[Data entries]
────────────────────────────────────────

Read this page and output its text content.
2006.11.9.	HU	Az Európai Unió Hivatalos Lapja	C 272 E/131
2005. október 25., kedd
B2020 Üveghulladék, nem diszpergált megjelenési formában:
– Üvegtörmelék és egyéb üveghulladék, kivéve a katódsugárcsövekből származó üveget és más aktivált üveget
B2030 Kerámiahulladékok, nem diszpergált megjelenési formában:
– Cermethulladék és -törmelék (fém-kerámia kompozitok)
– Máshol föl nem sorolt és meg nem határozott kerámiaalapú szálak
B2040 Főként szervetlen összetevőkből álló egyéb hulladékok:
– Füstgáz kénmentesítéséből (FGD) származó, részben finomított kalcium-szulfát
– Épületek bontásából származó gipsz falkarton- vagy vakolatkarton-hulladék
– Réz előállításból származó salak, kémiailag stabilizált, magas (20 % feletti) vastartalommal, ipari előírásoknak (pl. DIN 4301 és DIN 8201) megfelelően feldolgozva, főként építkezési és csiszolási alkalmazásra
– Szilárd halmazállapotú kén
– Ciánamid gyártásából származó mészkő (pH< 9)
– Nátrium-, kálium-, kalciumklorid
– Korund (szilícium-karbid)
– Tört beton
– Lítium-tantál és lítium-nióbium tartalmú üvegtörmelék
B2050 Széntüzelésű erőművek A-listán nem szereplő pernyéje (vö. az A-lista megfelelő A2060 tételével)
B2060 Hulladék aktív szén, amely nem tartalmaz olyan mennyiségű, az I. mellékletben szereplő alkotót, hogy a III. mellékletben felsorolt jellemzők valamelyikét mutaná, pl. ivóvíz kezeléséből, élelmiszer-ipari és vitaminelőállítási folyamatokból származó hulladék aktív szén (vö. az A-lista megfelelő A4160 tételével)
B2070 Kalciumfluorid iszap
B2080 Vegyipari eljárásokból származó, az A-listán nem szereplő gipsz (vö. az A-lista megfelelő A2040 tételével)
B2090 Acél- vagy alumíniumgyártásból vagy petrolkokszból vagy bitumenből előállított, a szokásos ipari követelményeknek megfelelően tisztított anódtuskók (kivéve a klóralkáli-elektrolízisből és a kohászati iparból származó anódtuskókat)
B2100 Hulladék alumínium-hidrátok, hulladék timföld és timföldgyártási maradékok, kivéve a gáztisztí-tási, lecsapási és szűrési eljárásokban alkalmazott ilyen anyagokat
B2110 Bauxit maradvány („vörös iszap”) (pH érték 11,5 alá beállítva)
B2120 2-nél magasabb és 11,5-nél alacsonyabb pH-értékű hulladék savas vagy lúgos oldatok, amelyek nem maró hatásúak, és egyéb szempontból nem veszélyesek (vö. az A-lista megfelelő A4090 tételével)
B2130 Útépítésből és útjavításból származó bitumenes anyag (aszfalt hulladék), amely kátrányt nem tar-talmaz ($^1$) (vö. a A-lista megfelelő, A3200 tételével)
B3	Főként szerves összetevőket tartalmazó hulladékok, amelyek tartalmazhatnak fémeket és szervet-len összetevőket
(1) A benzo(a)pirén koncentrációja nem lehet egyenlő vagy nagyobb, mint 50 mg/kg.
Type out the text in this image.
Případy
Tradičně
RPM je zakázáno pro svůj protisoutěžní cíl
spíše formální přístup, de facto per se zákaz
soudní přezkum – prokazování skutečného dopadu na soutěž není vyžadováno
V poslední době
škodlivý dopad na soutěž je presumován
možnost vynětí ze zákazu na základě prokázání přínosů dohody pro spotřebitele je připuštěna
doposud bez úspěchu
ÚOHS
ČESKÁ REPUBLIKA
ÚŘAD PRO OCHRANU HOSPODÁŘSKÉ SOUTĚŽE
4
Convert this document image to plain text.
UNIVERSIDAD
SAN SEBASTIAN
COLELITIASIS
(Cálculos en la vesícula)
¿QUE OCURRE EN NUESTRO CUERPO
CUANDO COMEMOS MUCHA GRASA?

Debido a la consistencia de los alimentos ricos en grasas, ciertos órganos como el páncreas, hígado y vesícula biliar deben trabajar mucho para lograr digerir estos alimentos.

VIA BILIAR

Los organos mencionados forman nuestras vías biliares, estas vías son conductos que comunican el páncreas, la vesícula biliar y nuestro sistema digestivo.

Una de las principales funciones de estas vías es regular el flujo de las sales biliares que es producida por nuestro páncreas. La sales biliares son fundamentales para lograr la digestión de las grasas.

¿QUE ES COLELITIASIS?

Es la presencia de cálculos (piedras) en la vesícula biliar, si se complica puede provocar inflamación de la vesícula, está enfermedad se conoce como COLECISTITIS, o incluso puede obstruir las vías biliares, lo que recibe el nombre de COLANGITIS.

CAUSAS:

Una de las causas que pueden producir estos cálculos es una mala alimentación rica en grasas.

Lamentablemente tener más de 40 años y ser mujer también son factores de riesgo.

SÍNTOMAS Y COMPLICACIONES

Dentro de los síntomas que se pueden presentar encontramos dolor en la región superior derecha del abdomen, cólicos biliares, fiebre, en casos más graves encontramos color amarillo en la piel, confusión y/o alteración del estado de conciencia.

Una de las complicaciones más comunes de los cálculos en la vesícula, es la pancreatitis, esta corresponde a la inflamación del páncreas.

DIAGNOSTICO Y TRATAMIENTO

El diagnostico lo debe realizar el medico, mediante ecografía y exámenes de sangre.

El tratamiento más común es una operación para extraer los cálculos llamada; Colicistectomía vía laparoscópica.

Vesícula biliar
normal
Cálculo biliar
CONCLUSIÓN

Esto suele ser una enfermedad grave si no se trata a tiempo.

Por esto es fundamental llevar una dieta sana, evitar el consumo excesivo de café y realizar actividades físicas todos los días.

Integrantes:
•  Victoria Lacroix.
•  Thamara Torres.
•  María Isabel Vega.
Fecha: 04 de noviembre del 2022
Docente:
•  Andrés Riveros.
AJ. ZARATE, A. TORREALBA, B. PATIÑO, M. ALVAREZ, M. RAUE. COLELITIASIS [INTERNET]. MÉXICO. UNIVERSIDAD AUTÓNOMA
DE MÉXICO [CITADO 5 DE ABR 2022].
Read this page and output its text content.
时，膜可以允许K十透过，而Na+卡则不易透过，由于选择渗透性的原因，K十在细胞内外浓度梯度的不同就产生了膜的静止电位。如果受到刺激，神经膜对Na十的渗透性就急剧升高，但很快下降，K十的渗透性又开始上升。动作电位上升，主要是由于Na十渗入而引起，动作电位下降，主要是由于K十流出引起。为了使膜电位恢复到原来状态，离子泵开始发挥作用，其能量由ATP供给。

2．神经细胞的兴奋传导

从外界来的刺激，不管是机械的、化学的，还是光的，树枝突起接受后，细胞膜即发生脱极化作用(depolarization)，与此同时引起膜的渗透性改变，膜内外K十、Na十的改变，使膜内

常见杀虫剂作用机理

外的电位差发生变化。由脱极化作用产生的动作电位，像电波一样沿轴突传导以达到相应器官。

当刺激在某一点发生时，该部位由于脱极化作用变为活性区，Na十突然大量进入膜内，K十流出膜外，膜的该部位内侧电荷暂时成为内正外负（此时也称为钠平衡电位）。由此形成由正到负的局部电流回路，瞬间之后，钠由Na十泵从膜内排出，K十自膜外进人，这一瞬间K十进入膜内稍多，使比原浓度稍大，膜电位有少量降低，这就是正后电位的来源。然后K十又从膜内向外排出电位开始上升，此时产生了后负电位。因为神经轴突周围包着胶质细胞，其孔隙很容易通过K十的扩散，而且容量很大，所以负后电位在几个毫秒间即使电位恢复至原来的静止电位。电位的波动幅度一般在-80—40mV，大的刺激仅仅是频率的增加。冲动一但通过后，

────────────────────────────────────────

- _What the task asks_
Lines of the material that contain the word "para" are to be gathered.

- _Solution_
Debido a la consistencia de los alimentos ricos en grasas, ciertos órganos como el páncreas, hígado y vesícula biliar deben trabajar mucho para lograr digerir estos alimentos.
Una de las principales funciones de estas vías es regular el flujo de las sales biliares que es producida por nuestro páncreas. La sales biliares son fundamentales para lograr la digestión de las grasas.
El tratamiento más común es una operación para extraer los cálculos llamada; Colicistectomía vía laparoscópica.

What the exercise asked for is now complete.